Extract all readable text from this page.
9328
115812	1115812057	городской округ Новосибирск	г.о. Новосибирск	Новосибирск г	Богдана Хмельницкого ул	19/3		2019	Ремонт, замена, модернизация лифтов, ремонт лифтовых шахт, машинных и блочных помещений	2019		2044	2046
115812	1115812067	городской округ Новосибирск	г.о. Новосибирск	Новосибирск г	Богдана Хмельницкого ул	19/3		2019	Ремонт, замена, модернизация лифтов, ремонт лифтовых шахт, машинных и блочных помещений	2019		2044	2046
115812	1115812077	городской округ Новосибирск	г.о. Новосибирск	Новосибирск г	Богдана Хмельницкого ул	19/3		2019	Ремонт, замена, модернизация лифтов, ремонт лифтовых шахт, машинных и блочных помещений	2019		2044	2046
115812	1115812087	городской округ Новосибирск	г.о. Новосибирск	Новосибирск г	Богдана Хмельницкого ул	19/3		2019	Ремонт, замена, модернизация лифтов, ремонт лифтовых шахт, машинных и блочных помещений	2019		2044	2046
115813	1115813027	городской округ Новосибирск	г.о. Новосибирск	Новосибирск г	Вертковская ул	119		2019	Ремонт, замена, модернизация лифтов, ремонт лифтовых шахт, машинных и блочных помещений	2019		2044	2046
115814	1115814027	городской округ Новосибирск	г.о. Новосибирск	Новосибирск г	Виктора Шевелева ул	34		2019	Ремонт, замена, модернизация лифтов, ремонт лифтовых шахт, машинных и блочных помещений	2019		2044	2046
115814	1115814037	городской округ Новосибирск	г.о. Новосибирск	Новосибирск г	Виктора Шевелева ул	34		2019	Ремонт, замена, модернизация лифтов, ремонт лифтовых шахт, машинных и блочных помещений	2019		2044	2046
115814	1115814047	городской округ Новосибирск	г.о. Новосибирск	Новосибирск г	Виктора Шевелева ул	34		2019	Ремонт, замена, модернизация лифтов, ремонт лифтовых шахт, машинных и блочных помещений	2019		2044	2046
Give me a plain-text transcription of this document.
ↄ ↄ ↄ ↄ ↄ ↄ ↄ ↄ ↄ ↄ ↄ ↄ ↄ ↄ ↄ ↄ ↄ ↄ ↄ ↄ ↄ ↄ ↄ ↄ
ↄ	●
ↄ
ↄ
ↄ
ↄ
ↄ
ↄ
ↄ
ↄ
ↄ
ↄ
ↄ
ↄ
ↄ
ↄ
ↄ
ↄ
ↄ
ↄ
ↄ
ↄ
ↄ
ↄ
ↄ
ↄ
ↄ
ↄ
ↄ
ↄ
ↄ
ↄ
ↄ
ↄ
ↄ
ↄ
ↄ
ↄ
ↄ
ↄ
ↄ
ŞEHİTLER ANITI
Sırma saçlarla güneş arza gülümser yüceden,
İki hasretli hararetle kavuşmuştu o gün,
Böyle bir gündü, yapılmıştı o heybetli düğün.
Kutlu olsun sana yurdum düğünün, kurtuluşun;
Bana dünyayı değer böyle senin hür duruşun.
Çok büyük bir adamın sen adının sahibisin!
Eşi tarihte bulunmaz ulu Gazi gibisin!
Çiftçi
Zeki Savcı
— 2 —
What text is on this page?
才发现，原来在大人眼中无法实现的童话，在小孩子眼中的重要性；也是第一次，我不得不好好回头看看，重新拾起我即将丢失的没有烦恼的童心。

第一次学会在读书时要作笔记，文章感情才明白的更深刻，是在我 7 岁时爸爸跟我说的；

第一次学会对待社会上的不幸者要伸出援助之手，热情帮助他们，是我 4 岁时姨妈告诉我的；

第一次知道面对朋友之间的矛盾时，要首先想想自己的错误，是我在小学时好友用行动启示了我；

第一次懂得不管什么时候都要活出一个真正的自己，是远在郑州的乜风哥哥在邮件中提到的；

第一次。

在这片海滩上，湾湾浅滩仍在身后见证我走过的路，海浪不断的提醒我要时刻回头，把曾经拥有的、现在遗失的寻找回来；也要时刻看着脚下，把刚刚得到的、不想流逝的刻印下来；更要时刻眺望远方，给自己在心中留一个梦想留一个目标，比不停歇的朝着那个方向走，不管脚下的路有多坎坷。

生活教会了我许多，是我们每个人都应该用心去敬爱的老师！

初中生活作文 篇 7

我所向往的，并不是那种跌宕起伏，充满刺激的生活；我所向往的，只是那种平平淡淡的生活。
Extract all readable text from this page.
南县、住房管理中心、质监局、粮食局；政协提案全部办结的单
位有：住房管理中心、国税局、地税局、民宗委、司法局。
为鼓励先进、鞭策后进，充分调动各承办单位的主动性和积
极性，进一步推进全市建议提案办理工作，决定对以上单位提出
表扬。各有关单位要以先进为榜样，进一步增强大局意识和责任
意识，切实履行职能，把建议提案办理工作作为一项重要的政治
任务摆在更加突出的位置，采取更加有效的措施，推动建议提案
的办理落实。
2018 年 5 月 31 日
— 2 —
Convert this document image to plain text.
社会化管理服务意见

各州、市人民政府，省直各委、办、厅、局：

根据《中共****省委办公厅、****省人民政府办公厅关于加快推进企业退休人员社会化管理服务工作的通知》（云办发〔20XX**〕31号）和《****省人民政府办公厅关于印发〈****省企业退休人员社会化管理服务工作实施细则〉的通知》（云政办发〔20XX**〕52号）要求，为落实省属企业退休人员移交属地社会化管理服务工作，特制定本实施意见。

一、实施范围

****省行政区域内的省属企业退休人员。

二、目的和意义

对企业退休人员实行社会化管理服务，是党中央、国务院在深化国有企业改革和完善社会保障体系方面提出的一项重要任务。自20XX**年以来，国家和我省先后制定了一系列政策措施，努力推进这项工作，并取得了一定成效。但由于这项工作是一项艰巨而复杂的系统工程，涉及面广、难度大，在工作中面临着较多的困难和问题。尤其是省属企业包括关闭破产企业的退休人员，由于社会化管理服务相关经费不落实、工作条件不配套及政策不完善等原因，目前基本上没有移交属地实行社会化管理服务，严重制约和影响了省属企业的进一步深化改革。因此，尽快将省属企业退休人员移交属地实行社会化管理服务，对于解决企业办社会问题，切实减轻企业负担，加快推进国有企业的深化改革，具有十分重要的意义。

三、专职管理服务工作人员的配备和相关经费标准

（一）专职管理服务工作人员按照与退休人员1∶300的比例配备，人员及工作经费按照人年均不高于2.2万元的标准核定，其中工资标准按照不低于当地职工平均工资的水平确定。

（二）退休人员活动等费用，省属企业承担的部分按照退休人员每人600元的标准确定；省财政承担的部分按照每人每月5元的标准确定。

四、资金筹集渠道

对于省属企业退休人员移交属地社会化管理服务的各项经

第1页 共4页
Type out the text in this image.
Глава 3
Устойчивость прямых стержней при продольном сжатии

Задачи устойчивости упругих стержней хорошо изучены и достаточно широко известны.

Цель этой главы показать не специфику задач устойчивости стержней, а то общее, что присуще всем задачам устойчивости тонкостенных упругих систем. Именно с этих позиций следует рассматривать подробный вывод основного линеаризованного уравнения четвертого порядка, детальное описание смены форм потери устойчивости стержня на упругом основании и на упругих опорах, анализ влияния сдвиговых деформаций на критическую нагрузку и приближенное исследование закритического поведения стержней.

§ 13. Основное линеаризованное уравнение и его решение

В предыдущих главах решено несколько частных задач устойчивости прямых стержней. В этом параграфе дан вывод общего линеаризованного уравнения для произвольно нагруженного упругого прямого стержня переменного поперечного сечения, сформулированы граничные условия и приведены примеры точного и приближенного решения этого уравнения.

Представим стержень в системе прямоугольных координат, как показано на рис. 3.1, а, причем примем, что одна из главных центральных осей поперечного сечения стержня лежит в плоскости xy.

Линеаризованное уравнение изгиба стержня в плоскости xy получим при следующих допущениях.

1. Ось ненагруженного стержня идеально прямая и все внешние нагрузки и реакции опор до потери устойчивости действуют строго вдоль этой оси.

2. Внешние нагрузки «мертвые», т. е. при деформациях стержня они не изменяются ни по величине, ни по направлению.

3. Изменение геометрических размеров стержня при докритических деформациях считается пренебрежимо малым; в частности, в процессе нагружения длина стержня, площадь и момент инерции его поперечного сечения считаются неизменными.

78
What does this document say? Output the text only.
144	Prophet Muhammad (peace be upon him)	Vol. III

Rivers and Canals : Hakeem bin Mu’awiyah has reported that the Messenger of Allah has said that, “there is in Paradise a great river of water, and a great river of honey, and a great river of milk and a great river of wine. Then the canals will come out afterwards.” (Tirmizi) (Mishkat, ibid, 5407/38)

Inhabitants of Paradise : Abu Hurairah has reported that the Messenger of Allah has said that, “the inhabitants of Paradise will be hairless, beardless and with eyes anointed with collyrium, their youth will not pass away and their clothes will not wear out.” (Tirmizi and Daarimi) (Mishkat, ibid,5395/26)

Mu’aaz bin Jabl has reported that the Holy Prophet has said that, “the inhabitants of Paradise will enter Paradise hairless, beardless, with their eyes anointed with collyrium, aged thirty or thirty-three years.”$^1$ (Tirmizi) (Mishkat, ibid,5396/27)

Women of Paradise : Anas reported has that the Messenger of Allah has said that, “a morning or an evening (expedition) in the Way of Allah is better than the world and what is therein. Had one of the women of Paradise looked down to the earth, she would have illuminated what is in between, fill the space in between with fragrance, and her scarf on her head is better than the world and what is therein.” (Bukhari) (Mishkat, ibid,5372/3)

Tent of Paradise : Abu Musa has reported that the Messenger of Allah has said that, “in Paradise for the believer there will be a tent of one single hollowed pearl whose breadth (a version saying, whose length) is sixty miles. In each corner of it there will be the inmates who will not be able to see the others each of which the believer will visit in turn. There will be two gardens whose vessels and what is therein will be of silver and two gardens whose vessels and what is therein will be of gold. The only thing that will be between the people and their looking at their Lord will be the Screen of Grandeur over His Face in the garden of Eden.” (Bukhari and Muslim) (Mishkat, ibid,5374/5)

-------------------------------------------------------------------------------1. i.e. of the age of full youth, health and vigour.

=== REQUEST ===
Report all lines of the data that include the word "плоскости".

=== ANSWER FOR THE TASK ===
Представим стержень в системе прямоугольных координат, как показано на рис. 3.1, а, причем примем, что одна из главных центральных осей поперечного сечения стержня лежит в плоскости xy.
Линеаризованное уравнение изгиба стержня в плоскости xy получим при следующих допущениях.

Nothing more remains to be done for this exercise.